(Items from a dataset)
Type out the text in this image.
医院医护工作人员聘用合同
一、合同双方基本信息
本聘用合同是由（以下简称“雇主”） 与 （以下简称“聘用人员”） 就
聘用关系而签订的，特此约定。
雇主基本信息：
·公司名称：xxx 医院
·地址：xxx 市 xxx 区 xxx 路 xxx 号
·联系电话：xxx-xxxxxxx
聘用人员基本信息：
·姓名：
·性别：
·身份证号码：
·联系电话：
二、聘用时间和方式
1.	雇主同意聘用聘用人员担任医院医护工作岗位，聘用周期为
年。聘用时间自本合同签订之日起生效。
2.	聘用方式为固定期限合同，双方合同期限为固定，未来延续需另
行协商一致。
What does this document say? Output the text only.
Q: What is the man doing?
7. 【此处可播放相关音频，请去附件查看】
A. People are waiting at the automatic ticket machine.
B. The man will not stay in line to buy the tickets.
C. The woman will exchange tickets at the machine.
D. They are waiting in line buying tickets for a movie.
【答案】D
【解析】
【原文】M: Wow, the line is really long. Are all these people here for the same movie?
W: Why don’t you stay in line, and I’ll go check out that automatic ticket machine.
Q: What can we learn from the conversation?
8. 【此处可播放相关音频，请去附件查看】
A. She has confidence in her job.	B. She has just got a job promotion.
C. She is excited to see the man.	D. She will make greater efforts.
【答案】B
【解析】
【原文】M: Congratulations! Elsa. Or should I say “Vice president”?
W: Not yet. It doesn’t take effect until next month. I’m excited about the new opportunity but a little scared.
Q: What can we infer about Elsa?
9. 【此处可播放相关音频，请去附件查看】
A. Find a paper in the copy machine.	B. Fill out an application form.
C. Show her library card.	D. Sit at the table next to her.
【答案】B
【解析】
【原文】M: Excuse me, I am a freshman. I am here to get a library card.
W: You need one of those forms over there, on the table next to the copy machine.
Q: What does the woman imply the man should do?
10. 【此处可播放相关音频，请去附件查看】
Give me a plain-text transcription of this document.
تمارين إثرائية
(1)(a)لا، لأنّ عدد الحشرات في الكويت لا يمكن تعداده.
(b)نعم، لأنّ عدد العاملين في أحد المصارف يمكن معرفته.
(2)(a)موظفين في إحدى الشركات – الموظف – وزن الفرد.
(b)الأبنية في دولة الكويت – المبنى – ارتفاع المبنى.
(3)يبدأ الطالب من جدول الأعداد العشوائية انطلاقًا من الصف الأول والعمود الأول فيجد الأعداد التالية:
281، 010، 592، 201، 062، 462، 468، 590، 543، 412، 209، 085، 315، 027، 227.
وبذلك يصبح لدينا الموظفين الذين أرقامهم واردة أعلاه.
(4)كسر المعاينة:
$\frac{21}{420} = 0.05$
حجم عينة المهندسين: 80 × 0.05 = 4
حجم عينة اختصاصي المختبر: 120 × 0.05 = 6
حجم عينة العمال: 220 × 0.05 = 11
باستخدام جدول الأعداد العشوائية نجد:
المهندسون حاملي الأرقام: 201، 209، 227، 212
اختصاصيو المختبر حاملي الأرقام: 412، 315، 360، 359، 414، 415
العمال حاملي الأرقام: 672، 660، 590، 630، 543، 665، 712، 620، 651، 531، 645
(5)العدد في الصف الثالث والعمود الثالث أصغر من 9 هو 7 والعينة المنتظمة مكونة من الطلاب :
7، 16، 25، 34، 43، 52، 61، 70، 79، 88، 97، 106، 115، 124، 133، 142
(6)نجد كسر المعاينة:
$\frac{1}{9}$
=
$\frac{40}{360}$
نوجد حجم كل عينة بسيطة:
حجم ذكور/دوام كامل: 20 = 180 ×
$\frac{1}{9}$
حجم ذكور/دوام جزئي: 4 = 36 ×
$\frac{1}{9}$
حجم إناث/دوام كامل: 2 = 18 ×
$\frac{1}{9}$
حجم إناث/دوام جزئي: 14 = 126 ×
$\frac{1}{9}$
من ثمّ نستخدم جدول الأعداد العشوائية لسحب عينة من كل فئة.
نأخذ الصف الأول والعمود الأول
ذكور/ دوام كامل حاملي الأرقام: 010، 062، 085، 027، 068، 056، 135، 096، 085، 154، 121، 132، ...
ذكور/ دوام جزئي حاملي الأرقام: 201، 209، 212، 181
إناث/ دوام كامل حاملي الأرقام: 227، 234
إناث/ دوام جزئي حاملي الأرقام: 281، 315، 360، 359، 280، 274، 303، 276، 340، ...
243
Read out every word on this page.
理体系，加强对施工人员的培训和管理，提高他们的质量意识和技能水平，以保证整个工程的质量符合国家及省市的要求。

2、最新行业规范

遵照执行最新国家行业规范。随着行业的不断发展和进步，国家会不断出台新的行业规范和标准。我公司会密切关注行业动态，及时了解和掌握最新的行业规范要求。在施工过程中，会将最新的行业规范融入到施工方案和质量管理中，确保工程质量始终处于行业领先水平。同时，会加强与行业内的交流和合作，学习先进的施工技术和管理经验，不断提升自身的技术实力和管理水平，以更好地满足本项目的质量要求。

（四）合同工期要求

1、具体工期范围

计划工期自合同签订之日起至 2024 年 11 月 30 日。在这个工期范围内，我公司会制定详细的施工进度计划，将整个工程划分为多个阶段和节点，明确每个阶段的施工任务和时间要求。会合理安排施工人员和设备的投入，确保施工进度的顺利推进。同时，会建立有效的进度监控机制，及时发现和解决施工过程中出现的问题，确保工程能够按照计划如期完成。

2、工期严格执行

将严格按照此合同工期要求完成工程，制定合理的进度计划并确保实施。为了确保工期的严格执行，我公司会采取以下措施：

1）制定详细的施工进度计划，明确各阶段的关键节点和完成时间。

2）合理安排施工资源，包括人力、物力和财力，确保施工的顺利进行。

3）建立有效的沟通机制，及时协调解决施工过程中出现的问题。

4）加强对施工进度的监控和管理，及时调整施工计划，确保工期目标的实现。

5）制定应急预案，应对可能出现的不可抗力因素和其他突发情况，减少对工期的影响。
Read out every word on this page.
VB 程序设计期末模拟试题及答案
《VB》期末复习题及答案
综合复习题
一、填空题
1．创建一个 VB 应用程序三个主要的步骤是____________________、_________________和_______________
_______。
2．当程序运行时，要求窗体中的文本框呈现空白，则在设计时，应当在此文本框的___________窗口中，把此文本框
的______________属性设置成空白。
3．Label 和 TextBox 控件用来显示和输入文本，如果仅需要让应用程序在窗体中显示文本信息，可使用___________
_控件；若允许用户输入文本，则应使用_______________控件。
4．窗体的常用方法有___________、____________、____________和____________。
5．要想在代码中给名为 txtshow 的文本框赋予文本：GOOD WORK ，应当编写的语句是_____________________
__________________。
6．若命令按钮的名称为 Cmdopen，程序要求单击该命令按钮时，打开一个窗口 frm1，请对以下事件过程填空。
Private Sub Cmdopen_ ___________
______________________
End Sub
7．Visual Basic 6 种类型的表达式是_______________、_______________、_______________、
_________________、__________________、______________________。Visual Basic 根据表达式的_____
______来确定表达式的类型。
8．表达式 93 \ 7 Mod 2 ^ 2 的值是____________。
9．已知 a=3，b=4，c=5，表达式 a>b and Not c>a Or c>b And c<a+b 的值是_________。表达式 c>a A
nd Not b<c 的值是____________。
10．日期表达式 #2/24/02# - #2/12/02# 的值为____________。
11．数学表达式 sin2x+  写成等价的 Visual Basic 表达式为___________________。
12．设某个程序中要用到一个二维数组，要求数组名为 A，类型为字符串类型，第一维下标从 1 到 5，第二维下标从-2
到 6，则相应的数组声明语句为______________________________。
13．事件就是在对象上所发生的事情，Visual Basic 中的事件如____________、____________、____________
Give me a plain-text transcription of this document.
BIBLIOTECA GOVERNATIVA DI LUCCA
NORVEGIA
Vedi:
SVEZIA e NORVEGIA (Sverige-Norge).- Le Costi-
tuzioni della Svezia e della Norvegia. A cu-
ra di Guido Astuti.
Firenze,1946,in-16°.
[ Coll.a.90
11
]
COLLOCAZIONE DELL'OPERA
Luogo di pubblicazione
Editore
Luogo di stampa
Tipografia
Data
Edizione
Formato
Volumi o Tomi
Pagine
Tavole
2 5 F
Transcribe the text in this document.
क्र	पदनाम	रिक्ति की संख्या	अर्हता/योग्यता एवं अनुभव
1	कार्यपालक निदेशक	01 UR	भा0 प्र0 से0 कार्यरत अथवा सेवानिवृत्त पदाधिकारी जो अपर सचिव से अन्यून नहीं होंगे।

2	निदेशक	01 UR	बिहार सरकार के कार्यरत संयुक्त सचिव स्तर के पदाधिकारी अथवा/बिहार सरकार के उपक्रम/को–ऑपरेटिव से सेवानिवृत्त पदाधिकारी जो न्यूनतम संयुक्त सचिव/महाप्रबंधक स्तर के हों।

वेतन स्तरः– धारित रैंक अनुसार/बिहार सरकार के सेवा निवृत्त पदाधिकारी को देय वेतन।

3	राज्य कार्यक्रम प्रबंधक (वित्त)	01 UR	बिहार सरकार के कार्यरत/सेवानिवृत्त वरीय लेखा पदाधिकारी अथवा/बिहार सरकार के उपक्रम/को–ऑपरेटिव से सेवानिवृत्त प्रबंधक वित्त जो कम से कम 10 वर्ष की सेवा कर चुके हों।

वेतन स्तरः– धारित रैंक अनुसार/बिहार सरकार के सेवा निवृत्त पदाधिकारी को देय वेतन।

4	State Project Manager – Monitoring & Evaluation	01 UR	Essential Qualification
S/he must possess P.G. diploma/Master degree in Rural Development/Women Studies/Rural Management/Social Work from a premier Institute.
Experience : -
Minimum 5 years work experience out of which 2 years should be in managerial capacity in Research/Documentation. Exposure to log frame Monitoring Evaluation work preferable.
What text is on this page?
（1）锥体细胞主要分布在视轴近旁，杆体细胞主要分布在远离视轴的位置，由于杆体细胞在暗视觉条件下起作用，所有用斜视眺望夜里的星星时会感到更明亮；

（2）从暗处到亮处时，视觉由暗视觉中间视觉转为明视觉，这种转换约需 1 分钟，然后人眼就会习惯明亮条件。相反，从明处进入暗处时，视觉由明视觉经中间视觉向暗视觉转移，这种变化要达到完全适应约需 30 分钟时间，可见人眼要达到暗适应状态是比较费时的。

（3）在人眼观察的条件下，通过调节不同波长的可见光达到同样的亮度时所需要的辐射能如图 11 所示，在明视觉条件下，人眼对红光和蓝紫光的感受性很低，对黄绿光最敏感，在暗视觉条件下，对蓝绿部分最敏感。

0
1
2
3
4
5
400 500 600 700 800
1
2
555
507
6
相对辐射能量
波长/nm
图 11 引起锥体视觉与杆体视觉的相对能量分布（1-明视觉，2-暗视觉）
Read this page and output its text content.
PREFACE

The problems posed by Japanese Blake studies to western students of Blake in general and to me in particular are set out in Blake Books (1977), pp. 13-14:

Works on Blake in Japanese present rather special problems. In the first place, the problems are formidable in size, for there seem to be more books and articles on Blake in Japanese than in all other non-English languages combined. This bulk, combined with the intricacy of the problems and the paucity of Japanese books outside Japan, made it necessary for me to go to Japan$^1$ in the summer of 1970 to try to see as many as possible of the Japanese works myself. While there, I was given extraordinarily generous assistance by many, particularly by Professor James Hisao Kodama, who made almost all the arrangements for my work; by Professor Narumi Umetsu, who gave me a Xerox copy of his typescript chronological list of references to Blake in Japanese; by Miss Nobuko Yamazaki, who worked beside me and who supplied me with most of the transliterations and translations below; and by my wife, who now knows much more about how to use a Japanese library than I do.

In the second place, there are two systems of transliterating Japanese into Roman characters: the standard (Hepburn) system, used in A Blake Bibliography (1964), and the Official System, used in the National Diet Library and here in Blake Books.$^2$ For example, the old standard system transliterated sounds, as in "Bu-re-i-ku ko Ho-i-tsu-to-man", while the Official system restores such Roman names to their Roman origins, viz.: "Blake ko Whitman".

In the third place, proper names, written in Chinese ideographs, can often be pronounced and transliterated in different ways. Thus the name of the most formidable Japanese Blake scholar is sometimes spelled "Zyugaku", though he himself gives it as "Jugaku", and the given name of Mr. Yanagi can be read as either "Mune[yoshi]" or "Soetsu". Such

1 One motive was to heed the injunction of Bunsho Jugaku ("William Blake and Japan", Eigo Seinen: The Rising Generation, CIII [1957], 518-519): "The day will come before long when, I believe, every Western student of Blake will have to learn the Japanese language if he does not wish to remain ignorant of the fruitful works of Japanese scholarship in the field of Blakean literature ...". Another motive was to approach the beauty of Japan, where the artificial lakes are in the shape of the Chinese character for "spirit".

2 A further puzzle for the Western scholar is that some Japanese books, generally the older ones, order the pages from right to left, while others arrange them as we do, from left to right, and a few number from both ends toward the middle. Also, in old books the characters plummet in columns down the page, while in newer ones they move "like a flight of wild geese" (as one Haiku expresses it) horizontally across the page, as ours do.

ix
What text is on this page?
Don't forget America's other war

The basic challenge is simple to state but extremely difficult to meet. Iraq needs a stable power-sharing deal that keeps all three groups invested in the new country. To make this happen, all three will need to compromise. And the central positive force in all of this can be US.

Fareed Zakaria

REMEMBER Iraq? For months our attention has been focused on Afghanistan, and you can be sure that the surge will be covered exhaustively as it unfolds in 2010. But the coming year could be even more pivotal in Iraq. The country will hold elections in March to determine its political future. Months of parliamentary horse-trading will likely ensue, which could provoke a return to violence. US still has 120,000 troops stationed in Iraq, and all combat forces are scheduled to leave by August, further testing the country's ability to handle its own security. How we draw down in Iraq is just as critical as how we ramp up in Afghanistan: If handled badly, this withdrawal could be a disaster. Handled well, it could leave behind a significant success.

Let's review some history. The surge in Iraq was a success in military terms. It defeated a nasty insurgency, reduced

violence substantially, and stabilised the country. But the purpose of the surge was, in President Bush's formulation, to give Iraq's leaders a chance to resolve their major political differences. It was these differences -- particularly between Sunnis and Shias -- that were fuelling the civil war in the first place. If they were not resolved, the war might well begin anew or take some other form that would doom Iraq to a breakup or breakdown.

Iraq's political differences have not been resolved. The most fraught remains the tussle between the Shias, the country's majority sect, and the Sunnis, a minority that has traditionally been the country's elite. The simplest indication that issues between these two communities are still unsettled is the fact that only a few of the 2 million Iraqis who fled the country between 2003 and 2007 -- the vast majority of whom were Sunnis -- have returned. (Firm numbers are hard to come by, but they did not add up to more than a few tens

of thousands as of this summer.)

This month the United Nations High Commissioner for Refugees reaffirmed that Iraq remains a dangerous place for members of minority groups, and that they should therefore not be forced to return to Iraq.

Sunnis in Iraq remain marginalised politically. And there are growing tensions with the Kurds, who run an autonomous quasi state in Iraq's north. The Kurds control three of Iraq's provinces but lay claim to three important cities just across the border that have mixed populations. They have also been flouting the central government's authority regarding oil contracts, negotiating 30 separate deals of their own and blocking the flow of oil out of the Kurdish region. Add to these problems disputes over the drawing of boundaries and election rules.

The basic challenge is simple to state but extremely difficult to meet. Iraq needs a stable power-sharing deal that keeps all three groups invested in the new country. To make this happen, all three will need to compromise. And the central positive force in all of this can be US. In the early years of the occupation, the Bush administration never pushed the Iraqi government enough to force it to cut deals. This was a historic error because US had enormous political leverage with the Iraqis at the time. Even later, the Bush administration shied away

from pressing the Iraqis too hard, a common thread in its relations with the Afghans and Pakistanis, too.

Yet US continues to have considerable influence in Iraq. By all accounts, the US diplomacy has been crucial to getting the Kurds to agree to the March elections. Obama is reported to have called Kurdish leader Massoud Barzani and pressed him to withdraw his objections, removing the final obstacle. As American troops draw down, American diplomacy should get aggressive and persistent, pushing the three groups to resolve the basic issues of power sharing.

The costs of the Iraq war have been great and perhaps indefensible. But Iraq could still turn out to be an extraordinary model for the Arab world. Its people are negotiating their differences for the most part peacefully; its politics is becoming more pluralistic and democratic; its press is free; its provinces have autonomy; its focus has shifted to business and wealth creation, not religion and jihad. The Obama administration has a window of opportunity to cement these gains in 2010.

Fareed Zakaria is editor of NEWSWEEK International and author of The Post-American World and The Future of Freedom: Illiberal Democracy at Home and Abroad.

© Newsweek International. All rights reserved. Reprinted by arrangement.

# PROBLEM TO WORK ON
Lines that hold "كامل" are the ones to copy; find all of them.

# TASK ANSWER
حجم ذكور/دوام كامل: 20 = 180 ×
حجم إناث/دوام كامل: 2 = 18 ×
ذكور/ دوام كامل حاملي الأرقام: 010، 062، 085، 027، 068، 056، 135، 096، 085، 154، 121، 132، ...
إناث/ دوام كامل حاملي الأرقام: 227، 234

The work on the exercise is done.